[Extracted data entries]
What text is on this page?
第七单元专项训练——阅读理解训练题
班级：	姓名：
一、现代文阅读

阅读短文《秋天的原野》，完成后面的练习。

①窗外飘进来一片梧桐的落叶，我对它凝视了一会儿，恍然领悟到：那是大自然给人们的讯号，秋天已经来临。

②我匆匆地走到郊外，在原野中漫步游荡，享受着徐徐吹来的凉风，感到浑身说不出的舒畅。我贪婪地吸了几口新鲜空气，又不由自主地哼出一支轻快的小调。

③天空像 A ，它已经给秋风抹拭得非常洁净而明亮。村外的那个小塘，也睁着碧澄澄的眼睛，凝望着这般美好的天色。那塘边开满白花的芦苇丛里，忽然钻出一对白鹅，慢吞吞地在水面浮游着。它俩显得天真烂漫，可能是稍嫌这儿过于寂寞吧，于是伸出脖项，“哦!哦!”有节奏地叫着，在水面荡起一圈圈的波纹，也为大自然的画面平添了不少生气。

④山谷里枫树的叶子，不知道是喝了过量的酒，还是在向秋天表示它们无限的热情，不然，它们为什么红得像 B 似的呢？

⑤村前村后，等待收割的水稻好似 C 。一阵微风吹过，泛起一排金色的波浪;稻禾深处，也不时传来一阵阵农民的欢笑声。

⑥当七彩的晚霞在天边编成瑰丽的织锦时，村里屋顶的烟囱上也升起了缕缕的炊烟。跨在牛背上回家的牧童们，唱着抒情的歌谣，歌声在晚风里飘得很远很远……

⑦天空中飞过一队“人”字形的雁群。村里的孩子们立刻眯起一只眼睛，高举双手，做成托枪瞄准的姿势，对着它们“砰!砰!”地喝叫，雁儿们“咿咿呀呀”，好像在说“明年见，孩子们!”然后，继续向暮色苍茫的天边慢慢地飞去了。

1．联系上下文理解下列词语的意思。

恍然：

REQUEST.
Transcribe each record exactly. Leave nothing out.

TASK SOLUTION.
What text is on this page?
第七单元专项训练——阅读理解训练题
班级：	姓名：
一、现代文阅读

阅读短文《秋天的原野》，完成后面的练习。

①窗外飘进来一片梧桐的落叶，我对它凝视了一会儿，恍然领悟到：那是大自然给人们的讯号，秋天已经来临。

②我匆匆地走到郊外，在原野中漫步游荡，享受着徐徐吹来的凉风，感到浑身说不出的舒畅。我贪婪地吸了几口新鲜空气，又不由自主地哼出一支轻快的小调。

③天空像 A ，它已经给秋风抹拭得非常洁净而明亮。村外的那个小塘，也睁着碧澄澄的眼睛，凝望着这般美好的天色。那塘边开满白花的芦苇丛里，忽然钻出一对白鹅，慢吞吞地在水面浮游着。它俩显得天真烂漫，可能是稍嫌这儿过于寂寞吧，于是伸出脖项，“哦!哦!”有节奏地叫着，在水面荡起一圈圈的波纹，也为大自然的画面平添了不少生气。

④山谷里枫树的叶子，不知道是喝了过量的酒，还是在向秋天表示它们无限的热情，不然，它们为什么红得像 B 似的呢？

⑤村前村后，等待收割的水稻好似 C 。一阵微风吹过，泛起一排金色的波浪;稻禾深处，也不时传来一阵阵农民的欢笑声。

⑥当七彩的晚霞在天边编成瑰丽的织锦时，村里屋顶的烟囱上也升起了缕缕的炊烟。跨在牛背上回家的牧童们，唱着抒情的歌谣，歌声在晚风里飘得很远很远……

⑦天空中飞过一队“人”字形的雁群。村里的孩子们立刻眯起一只眼睛，高举双手，做成托枪瞄准的姿势，对着它们“砰!砰!”地喝叫，雁儿们“咿咿呀呀”，好像在说“明年见，孩子们!”然后，继续向暮色苍茫的天边慢慢地飞去了。

1．联系上下文理解下列词语的意思。

恍然：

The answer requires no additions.